What to do:
Continue the R script below that loads and reshapes quarterly GDP data, picking up right after its last line.

## Install required libraries
#install.packages("readxl")
#install.packages("tidyverse")
#install.packages("tseries")
#install.packages("forecast")
#install.packages("dplyr")
#install.packages("ggplot2")
#install.packages("zoo")
# Load libraries
library(readxl)
library(tidyverse)
## ── Attaching core tidyverse packages ──────────────────────── tidyverse 2.0.0 ──
## ✔ dplyr 1.1.4 ✔ readr 2.1.5
## ✔ forcats 1.0.0 ✔ stringr 1.5.1
## ✔ ggplot2 3.5.1 ✔ tibble 3.2.1
## ✔ lubridate 1.9.3 ✔ tidyr 1.3.1
## ✔ purrr 1.0.2
## ── Conflicts ────────────────────────────────────────── tidyverse_conflicts() ──
## ✖ dplyr::filter() masks stats::filter()
## ✖ dplyr::lag() masks stats::lag()
## ℹ Use the conflicted package (<http://conflicted.r-lib.org/>) to force all conflicts to become errors
library(tseries)
## Registered S3 method overwritten by 'quantmod':
## method from
## as.zoo.data.frame zoo
library(forecast)
library(dplyr)
library(ggplot2)
library(zoo)
##
## Attaching package: 'zoo'
##
## The following objects are masked from 'package:base':
##
## as.Date, as.Date.numeric
# Call the database
base <- read_excel("~/Desktop/ciencia de datos/PIB_trimestral_INEGI.xlsx")
# 1.Transform it into a time series
mx_q <- base %>%
pivot_longer(cols = starts_with("T"),
names_to = "trimestre",
values_to = "pib") %>%
arrange(Año, trimestre)

Region annotation records:
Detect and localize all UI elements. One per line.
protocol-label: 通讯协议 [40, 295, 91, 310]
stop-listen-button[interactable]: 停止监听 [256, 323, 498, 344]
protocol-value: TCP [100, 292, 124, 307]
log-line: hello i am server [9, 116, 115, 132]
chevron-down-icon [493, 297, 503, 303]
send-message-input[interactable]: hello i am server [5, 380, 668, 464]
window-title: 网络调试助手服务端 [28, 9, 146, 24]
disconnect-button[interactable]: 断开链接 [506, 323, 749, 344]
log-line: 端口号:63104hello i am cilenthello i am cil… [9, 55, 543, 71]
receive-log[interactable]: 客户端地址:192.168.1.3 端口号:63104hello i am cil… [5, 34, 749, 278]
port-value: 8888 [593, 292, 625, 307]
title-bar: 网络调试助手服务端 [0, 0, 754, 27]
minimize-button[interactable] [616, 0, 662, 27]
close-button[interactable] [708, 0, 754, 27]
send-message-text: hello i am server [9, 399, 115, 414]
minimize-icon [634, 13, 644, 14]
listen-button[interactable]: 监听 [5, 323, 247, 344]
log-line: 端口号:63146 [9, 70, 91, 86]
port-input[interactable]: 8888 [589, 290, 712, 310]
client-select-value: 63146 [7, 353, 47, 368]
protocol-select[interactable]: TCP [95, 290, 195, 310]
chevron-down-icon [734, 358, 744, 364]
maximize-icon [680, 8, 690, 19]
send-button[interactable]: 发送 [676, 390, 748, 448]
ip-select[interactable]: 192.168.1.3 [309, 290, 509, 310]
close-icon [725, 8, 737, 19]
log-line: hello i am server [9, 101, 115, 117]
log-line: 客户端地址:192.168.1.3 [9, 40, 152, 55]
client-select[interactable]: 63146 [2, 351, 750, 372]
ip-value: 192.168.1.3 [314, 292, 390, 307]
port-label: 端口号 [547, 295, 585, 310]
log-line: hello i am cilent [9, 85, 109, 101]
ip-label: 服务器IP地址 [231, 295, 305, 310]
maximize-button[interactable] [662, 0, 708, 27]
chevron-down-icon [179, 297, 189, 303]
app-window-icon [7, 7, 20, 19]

Result of this exercise:
# 2.Plot PIB (INEGI)
gdp_q <- ts(mx_q$pib,
start = c(min(mx_q$Año), 1), # T1
frequency = 4)
plot(gdp_q, main = "Quarterly GDP (INEGI)", ylab = "GDP", xlab = "Year")

# 3. Stationarity test
adf.test(gdp_q)
##
## Augmented Dickey-Fuller Test
##
## data: gdp_q
## Dickey-Fuller = -3.4461, Lag order = 5, p-value = 0.04938
## alternative hypothesis: stationary
# p-value < 0.05, is stationary (0.04938)
#4. Differentiate the series to see if it becomes stationary
gdp_diff <- diff(gdp_q)
# Graph the differenced series
plot(gdp_diff,
main = "Mexico's quarterly GDP (differentiated)",
ylab = "Quarterly GDP change",
xlab = "Year",
col = "darkred",
lwd = 2)

# Check the stationarity of the differenced series
adf.test(gdp_diff)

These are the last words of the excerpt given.